Rows from a figure dataset:
+-------+

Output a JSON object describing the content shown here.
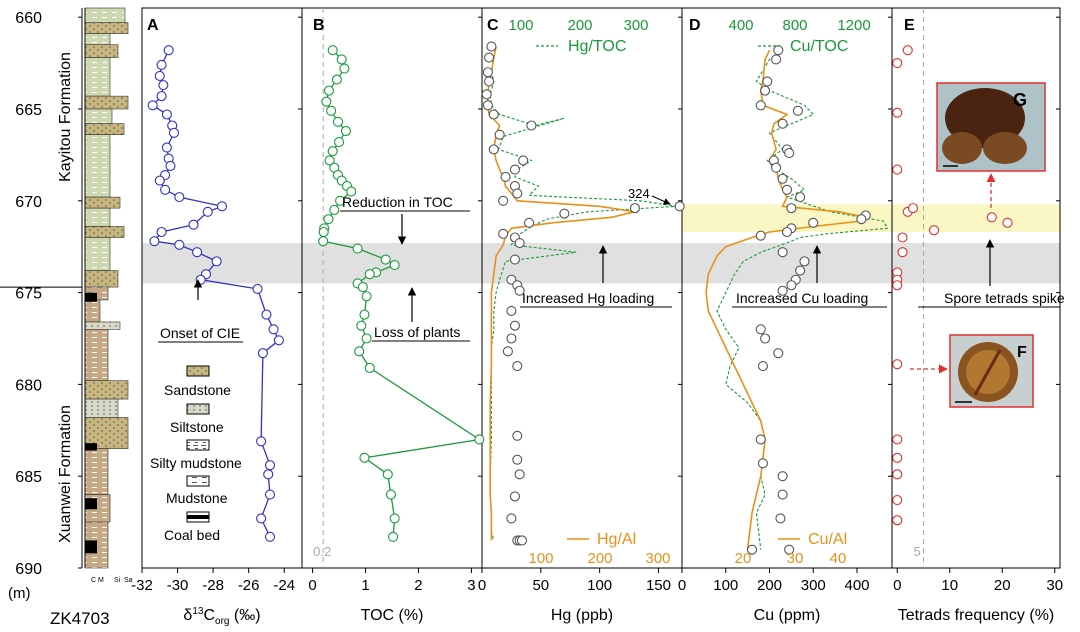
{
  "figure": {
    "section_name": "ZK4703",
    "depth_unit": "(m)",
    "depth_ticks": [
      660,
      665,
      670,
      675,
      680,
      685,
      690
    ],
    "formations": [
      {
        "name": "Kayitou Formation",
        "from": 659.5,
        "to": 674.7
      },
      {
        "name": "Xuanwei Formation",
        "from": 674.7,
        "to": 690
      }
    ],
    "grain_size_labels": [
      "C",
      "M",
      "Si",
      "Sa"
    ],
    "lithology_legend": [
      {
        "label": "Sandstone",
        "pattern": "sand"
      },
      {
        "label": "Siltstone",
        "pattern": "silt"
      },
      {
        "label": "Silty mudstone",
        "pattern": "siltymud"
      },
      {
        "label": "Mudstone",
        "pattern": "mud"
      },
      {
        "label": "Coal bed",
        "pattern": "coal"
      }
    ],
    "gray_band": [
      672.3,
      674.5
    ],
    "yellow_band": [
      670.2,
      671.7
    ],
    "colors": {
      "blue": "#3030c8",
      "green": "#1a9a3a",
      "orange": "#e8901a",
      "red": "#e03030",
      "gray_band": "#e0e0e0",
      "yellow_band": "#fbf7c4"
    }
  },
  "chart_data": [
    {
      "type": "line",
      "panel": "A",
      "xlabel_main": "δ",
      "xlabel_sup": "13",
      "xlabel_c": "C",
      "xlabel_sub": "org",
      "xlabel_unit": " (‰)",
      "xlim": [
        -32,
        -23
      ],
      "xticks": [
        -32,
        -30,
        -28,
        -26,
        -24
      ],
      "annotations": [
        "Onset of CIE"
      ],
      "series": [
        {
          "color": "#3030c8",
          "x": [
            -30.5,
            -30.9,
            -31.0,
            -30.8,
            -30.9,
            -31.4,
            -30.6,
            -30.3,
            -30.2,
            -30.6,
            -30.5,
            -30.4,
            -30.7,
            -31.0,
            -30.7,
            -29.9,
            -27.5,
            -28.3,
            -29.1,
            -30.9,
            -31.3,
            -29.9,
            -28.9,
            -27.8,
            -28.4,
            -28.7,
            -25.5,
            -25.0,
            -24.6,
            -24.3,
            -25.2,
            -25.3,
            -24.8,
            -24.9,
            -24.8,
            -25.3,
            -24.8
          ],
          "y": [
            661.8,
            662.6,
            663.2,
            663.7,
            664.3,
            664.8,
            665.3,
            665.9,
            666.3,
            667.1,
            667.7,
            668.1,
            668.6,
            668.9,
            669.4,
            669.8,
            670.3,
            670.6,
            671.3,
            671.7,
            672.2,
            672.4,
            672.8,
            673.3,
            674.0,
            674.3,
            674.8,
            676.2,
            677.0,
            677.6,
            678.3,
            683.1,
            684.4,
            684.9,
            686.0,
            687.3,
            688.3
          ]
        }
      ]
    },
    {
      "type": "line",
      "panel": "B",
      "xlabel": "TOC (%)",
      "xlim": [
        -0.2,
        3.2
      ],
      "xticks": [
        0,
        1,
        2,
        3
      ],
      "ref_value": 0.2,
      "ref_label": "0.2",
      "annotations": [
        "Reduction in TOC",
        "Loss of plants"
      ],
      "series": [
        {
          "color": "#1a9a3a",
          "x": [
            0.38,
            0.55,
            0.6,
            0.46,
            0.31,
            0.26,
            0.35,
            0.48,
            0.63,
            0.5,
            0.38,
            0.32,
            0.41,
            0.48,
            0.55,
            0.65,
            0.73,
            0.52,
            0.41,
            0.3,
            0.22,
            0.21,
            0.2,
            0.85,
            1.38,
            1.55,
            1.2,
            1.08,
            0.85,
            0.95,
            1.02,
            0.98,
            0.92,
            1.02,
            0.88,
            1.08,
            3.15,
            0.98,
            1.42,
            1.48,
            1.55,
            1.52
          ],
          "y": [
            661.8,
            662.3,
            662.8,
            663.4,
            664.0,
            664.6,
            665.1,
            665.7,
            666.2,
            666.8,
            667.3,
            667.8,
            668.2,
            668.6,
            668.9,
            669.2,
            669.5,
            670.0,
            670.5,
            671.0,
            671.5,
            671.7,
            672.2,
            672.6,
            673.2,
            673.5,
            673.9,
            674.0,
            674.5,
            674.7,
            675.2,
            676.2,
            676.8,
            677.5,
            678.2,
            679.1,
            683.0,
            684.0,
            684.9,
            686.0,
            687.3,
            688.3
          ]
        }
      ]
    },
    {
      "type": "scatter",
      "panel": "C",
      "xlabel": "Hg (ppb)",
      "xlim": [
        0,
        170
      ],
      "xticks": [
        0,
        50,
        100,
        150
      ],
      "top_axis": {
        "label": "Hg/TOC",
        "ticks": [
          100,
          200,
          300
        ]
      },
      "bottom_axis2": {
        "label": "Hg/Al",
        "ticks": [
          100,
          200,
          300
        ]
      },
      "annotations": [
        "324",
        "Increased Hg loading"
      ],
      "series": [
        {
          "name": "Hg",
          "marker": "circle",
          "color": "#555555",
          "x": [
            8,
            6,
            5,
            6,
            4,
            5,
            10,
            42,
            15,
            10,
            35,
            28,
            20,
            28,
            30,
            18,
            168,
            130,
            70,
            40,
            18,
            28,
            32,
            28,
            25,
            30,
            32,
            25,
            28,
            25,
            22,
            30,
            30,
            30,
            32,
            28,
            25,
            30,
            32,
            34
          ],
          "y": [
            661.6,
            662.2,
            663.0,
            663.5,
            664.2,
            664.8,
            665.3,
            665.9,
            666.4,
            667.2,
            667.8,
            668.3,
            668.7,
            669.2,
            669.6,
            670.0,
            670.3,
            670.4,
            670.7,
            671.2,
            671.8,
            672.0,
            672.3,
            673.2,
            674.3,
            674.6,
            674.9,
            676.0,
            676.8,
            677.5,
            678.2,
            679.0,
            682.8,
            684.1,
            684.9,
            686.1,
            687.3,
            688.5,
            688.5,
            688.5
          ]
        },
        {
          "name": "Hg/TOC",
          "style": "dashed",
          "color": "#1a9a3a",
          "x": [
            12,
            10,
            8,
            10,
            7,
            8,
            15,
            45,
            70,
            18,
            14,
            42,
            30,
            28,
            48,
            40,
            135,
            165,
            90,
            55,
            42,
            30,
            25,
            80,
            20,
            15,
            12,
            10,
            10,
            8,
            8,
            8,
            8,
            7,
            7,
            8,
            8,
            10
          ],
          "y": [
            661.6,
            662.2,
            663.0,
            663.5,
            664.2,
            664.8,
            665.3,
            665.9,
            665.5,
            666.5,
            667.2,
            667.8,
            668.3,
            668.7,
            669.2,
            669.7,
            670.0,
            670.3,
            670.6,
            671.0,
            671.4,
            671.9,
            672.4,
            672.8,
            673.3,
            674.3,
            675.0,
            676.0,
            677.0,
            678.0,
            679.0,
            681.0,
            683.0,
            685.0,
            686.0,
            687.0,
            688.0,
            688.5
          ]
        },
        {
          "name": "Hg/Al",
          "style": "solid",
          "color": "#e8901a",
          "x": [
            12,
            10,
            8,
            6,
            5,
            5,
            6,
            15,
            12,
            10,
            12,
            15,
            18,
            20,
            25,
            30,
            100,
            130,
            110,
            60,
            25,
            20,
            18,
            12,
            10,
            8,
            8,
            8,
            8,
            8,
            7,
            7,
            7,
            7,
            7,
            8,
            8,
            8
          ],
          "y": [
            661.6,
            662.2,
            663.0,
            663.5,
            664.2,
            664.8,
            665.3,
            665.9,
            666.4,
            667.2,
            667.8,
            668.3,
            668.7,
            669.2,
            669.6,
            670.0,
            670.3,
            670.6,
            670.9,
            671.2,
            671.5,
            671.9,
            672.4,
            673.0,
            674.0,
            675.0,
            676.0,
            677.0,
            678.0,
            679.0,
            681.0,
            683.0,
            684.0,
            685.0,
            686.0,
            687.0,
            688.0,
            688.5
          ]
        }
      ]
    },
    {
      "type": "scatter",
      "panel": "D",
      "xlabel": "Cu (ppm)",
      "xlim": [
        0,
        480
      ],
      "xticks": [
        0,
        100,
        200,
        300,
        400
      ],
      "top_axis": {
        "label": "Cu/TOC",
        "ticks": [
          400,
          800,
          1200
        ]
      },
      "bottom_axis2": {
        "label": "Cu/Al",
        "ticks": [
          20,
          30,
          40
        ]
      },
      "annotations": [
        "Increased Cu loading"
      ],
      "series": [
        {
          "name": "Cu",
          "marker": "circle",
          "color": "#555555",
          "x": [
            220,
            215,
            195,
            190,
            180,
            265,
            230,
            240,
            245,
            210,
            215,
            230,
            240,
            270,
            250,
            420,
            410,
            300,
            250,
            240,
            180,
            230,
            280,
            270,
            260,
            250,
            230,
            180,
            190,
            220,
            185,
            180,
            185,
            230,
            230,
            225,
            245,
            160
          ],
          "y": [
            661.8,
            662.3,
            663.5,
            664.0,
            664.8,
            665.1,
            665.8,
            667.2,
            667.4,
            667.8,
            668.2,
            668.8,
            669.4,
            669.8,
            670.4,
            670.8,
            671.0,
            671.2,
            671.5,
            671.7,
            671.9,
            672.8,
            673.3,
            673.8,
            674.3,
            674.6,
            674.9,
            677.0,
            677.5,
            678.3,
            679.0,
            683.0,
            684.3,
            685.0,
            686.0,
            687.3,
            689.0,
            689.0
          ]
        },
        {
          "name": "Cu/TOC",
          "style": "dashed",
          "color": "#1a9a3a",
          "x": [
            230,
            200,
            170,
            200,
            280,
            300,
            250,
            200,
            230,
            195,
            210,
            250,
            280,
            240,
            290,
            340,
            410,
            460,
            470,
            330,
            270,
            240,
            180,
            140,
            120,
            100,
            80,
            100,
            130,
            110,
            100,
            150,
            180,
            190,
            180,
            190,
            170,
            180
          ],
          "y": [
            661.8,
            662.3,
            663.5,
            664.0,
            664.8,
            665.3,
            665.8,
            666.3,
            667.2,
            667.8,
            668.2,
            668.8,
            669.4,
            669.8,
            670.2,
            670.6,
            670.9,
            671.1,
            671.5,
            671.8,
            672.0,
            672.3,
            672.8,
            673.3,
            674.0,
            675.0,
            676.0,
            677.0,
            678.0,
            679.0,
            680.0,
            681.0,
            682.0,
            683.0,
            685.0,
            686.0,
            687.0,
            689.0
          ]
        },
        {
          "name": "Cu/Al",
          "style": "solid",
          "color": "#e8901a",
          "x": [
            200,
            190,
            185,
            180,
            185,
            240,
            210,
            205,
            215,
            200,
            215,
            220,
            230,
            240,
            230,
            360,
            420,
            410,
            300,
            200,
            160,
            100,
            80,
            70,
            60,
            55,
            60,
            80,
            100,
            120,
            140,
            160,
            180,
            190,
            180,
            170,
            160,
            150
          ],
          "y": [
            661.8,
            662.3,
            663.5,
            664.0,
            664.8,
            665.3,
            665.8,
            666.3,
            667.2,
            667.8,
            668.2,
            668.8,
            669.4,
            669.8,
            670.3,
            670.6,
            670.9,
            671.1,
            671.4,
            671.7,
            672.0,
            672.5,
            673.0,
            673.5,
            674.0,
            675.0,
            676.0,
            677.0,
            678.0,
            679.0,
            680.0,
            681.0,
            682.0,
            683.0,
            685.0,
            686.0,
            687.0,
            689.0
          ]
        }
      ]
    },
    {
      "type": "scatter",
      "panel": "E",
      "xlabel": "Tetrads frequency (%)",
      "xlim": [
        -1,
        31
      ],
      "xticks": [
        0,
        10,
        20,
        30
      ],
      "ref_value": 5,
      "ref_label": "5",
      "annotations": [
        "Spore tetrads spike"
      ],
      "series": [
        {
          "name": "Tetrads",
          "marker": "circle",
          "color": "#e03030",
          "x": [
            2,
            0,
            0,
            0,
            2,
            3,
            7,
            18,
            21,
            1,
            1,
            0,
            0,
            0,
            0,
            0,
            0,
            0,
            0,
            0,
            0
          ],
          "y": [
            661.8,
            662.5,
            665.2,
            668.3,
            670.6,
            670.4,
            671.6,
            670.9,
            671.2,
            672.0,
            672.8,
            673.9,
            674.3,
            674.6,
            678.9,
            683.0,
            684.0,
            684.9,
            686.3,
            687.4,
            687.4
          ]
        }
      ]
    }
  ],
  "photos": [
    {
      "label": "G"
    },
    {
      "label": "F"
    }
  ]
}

+-------+

Goal: Which lines hold the string "panel"? List them all.

Reply to the task:
      "panel": "A",
      "panel": "B",
      "panel": "C",
      "panel": "D",
      "panel": "E",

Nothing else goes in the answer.